The Ninth Circuit has also recognized that the FDIC, as receiver, steps into the shoes of an insolvent institution. Federal Deposit Insurance Corp. v. Glickman, 450 F.2d 416 (9th Cir.1971). Other Courts have held specifically that as a receiver, the FDIC may raise the attorney-client privilege of the insolvent institution. Federal Deposit Insurance Corp. v. Berry, Civ. No. 1-85-62, slip op. (E.D.Tenn. June 3, 1985).

When the Bank Board appointed the FSLIC receiver for Old American and *737 American Savings, the FSLIC succeeded by operation of law to the privileges of the closed corporations. 12 U.S.C. § 1821(d) (1988). Applicable Federal Law provides that:

The Corporation shall, as conservator or receiver, and by operation of law, succeed to—
(i) all rights, titles, powers, and privileges of the insured depository institution, and of any stockholder, member, accountholder, depositor, officer, or director of such institution with respect to the institution and the assets of the institution; and
(ii) title to the books, records, and assets of any previous conservator or other legal custodian of such institution.

12 U.S.C. § 1821(d)(2)(A)(i) and (ii) (1988) (emphasis added).

The purchase agreements between the FSLIC and the successors to Old American indicate that in distributing assets and liabilities to successor institutions, the FSLIC expressly retained rights and duties including claims, causes of action, and judgments against former officers and employees. The agreements also expresses FSLIC's intention to retain rights over unspecified books and records of the closed corporations. Accordingly, as successor to the FSLIC, the FDIC succeeded to the privileges possessed by Old American and American Savings at the time these institutions were placed in receivership. The privileges retained by the FDIC, and not otherwise waived, are applicable to the production request of the Chapter 7 Trustee.[7]

Waiver of Confidentiality and Privilege

The Trustee also argues that since at the time Old American was a subsidiary of FCA, FCA had access to the records of Old American, and since FCA and Old American shared officers, directors, and counsel, communications between Old American and its counsel were never intended to be confidential as to FCA as a matter of law.

Listed entries:
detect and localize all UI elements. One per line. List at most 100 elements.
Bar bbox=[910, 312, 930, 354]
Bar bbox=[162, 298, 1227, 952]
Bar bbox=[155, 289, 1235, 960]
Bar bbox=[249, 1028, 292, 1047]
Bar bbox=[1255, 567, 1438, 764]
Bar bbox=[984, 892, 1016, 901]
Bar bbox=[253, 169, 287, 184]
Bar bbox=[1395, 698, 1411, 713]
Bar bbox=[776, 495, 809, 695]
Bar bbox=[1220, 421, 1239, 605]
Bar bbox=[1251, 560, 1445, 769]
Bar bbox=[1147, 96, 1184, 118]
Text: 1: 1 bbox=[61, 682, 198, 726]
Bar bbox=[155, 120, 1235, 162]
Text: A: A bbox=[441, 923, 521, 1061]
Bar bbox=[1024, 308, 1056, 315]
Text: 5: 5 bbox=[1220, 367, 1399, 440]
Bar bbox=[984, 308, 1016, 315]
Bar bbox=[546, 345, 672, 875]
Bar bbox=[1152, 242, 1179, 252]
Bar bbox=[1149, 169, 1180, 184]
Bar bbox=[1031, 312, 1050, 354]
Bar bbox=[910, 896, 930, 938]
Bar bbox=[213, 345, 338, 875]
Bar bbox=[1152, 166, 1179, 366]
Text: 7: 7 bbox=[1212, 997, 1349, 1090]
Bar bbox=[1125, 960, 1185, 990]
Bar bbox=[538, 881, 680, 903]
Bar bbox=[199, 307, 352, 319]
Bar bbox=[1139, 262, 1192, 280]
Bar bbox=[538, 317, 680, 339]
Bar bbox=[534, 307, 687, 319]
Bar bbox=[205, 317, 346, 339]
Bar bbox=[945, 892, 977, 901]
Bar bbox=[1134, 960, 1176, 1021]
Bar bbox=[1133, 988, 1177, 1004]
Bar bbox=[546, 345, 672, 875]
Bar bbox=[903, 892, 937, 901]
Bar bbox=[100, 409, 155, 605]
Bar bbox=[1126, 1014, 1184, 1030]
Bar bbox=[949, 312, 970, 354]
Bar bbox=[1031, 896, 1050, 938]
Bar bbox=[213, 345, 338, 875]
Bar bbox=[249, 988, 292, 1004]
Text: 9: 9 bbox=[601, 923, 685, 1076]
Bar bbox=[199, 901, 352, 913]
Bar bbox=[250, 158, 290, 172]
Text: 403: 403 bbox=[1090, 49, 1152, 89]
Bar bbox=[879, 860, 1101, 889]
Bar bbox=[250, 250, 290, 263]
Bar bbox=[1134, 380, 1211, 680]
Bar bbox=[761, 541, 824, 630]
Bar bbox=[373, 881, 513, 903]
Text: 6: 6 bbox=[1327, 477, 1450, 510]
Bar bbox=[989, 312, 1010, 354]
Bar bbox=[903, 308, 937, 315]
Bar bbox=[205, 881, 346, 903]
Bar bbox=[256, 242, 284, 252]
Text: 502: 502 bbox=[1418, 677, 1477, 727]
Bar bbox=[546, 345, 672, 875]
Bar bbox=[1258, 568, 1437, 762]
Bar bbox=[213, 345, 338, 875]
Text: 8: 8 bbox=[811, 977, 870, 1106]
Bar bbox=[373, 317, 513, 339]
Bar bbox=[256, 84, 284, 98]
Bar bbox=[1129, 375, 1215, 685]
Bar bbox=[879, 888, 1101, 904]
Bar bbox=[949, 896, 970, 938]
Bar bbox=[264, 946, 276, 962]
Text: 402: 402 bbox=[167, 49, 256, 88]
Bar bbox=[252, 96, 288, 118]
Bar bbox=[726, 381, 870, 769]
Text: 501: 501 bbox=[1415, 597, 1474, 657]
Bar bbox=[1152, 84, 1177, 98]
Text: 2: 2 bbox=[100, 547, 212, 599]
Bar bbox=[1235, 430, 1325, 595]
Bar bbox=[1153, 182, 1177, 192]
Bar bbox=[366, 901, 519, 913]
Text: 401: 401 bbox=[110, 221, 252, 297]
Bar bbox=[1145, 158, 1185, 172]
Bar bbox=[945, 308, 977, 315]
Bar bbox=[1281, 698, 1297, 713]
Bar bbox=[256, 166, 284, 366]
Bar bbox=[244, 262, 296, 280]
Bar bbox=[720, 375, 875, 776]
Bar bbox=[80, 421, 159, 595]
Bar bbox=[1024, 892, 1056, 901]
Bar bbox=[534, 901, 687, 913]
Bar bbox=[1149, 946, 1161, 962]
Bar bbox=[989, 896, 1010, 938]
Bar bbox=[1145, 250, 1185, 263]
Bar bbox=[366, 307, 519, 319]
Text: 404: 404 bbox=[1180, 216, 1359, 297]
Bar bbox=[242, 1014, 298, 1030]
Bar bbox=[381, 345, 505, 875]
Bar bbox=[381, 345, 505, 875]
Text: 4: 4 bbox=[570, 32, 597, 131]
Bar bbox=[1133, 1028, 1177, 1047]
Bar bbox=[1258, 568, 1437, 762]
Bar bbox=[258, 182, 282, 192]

Goal:
The court excerpt quotes a statute. From clause (i) of that statute, list every kind of person connected with the institution whose rights and privileges the receiver succeeds to.

Exercise answer:
stockholder, member, accountholder, depositor, officer, director